EXTRACTO —
((

Así afectará la nueva ley a los cajeros automáticos de toda España
Una nueva ley exigirá que sean accesibles para todos los ciudadanos, incluyendo pantallas de alto contraste, teclados adaptados y audioguías. Los bancos tendrán un año para instalar estas mejoras y una década para sustituir los antiguos.
La entrada en vigor de la Ley 11/2023 obligará a los bancos a adaptar sus dispositivos para eliminar barreras y garantizar la inclusión
A partir del 28 de junio de 2025, los cajeros automáticos en España deberán cumplir obligatoriamente con nuevos criterios de accesibilidad, según establece la Ley 11/2023, una normativa que representa un importante avance en materia de inclusión y derechos de las personas con discapacidad.
Esta reforma legal exige que todos los nuevos cajeros automáticos que se instalen a partir de esa fecha incluyan adaptaciones específicas para personas con discapacidad visual, auditiva o motora. Las entidades bancarias deberán incorporar pantallas de alto contraste, teclados adaptados, audioguías y una interfaz más sencilla e intuitiva, pensada también para personas mayores y usuarios con bajo nivel de alfabetización digital.
“Se trata de garantizar que nadie quede excluido del acceso a servicios financieros básicos”, señalan fuentes del sector financiero consultadas por El Diario Alerta.
Obligación de adaptar los cajeros existentes
La normativa distingue entre los cajeros nuevos y los instalados antes del 28 de junio de 2025. Los dispositivos antiguos podrán seguir en funcionamiento durante un periodo máximo de diez años, hasta que se complete su renovación o sustitución. Sin embargo, las entidades bancarias estarán obligadas a informar con claridad a sus clientes sobre el grado de accesibilidad de cada cajero, permitiendo elegir el punto de servicio más adecuado.
Además, la ley establece que el personal de los bancos deberá recibir formación específica para poder prestar asistencia a clientes con diversidad funcional, una medida que también busca mejorar la atención personalizada y reforzar la autonomía de los usuarios.
Coste y alcance de la reforma
Actualmente existen más de 47.000 cajeros automáticos operativos en España. La adaptación de cada dispositivo tendrá un coste estimado de entre 1.500 y 3.000 euros, según datos del sector bancario. No obstante, el impacto económico se considera asumible en comparación con los beneficios sociales y legales de la medida.

))

DATOS PARA ANALIZAR —
((

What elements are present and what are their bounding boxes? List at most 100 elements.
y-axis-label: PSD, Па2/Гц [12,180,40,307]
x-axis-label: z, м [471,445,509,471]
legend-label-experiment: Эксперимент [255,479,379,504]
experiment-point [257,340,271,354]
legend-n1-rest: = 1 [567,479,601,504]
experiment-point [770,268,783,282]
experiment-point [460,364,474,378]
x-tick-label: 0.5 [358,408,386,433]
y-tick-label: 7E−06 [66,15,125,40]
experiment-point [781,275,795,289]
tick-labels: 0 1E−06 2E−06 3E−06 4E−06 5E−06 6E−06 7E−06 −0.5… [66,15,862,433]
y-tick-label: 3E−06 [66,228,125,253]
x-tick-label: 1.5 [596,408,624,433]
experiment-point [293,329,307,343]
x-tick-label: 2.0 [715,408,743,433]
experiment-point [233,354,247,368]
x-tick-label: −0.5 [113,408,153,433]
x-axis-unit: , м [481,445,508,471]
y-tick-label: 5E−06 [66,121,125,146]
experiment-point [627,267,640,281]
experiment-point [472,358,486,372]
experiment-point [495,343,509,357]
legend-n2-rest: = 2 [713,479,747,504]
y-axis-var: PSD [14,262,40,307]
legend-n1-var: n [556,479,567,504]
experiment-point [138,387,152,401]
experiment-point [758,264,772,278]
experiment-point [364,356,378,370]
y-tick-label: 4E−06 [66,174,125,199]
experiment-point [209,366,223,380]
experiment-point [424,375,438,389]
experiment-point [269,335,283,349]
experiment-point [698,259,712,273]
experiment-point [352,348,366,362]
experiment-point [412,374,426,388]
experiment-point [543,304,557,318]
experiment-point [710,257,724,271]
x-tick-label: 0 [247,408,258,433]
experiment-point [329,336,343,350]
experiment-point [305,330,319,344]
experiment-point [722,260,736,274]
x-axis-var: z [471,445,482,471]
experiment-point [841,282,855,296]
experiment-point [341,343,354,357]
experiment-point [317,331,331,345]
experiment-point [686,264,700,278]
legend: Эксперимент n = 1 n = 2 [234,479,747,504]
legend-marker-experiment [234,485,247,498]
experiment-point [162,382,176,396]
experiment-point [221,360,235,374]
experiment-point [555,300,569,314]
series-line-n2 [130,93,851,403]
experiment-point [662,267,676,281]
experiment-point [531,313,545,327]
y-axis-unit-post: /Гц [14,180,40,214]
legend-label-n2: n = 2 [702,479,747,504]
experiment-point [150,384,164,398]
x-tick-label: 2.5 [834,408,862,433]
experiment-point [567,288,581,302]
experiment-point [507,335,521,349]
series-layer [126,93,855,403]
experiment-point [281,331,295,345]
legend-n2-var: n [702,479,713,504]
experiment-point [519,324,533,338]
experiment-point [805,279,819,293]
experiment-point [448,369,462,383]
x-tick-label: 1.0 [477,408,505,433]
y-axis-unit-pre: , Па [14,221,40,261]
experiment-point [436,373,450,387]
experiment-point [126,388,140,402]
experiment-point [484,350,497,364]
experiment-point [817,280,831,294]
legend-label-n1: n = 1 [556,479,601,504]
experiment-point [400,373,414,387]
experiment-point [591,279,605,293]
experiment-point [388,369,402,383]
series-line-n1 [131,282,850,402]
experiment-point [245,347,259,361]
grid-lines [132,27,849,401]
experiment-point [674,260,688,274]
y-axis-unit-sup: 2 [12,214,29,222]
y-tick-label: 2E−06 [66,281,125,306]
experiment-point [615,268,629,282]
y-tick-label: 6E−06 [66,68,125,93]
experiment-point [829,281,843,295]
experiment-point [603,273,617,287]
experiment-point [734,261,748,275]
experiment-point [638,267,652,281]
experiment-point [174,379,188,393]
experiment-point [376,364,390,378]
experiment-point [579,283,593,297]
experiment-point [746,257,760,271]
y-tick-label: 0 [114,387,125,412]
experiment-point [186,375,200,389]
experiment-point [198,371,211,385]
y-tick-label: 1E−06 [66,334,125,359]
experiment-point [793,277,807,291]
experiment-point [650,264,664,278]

))

TRABAJO PEDIDO — Según el extracto, ¿cuánto tiempo como máximo podrán seguir funcionando los cajeros instalados antes del 28 de junio de 2025? Las filas son un material independiente del extracto.

RESPUESTA DEL EJERCICIO — Un periodo máximo de diez años.